-- BEGIN Information provided --

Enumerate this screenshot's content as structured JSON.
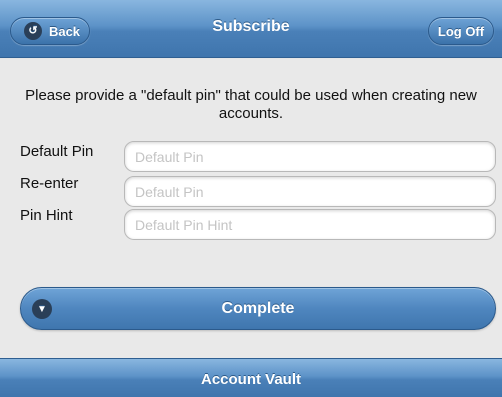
{
  "header": {
    "title": "Subscribe",
    "back_label": "Back",
    "back_icon": "back-arrow-icon",
    "logoff_label": "Log Off"
  },
  "form": {
    "intro": "Please provide a \"default pin\" that could be used when creating new accounts.",
    "fields": [
      {
        "label": "Default Pin",
        "placeholder": "Default Pin",
        "value": ""
      },
      {
        "label": "Re-enter",
        "placeholder": "Default Pin",
        "value": ""
      },
      {
        "label": "Pin Hint",
        "placeholder": "Default Pin Hint",
        "value": ""
      }
    ],
    "complete_label": "Complete",
    "complete_icon": "chevron-down-icon"
  },
  "footer": {
    "title": "Account Vault"
  },
  "colors": {
    "bar_blue": "#4a80b8",
    "background": "#e9e9e9",
    "icon_dark": "#2a3f58"
  }
}
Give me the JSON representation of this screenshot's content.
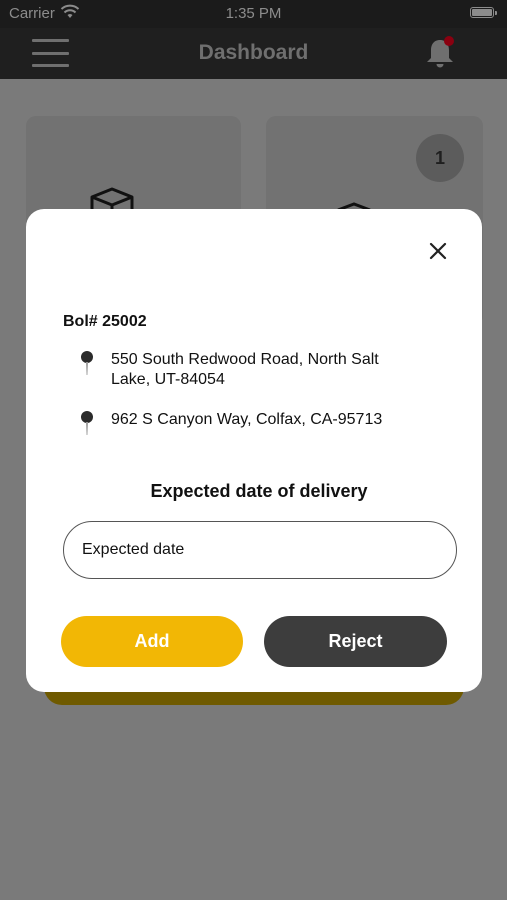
{
  "status_bar": {
    "carrier": "Carrier",
    "time": "1:35 PM"
  },
  "header": {
    "title": "Dashboard",
    "notification_dot_color": "#d0021b"
  },
  "dashboard": {
    "cards": [
      {
        "icon": "box-icon"
      },
      {
        "icon": "box-icon",
        "badge": "1"
      }
    ]
  },
  "modal": {
    "bol": "Bol# 25002",
    "addresses": [
      "550 South Redwood Road, North Salt Lake, UT-84054",
      "962 S Canyon Way, Colfax, CA-95713"
    ],
    "delivery_label": "Expected date of delivery",
    "date_input": {
      "placeholder": "Expected date",
      "value": ""
    },
    "add_label": "Add",
    "reject_label": "Reject"
  },
  "colors": {
    "accent_yellow": "#f2b705",
    "dark_button": "#3d3d3d",
    "header_bg": "#1f1f1f"
  }
}
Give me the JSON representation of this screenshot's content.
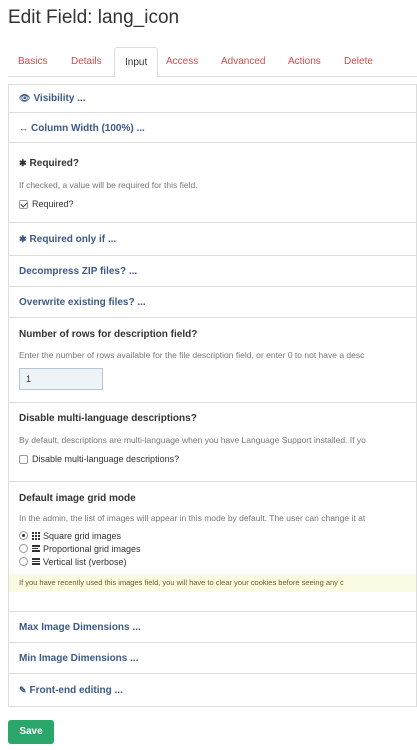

-- END Information provided --

■ **Problem description**: Leave out all pictures, then copy the remaining material exactly.

■ **Reply**:
Enumerate this screenshot's content as structured JSON.
{
  "header": {
    "title": "Subscribe",
    "back_label": "Back",
    "back_icon": "back-arrow-icon",
    "logoff_label": "Log Off"
  },
  "form": {
    "intro": "Please provide a \"default pin\" that could be used when creating new accounts.",
    "fields": [
      {
        "label": "Default Pin",
        "placeholder": "Default Pin",
        "value": ""
      },
      {
        "label": "Re-enter",
        "placeholder": "Default Pin",
        "value": ""
      },
      {
        "label": "Pin Hint",
        "placeholder": "Default Pin Hint",
        "value": ""
      }
    ],
    "complete_label": "Complete",
    "complete_icon": "chevron-down-icon"
  },
  "footer": {
    "title": "Account Vault"
  },
  "colors": {
    "bar_blue": "#4a80b8",
    "background": "#e9e9e9",
    "icon_dark": "#2a3f58"
  }
}
Give me the JSON representation of this screenshot's content.
{
  "status_bar": {
    "carrier": "Carrier",
    "time": "1:35 PM"
  },
  "header": {
    "title": "Dashboard",
    "notification_dot_color": "#d0021b"
  },
  "dashboard": {
    "cards": [
      {
        "icon": "box-icon"
      },
      {
        "icon": "box-icon",
        "badge": "1"
      }
    ]
  },
  "modal": {
    "bol": "Bol# 25002",
    "addresses": [
      "550 South Redwood Road, North Salt Lake, UT-84054",
      "962 S Canyon Way, Colfax, CA-95713"
    ],
    "delivery_label": "Expected date of delivery",
    "date_input": {
      "placeholder": "Expected date",
      "value": ""
    },
    "add_label": "Add",
    "reject_label": "Reject"
  },
  "colors": {
    "accent_yellow": "#f2b705",
    "dark_button": "#3d3d3d",
    "header_bg": "#1f1f1f"
  }
}
Give me the JSON representation of this screenshot's content.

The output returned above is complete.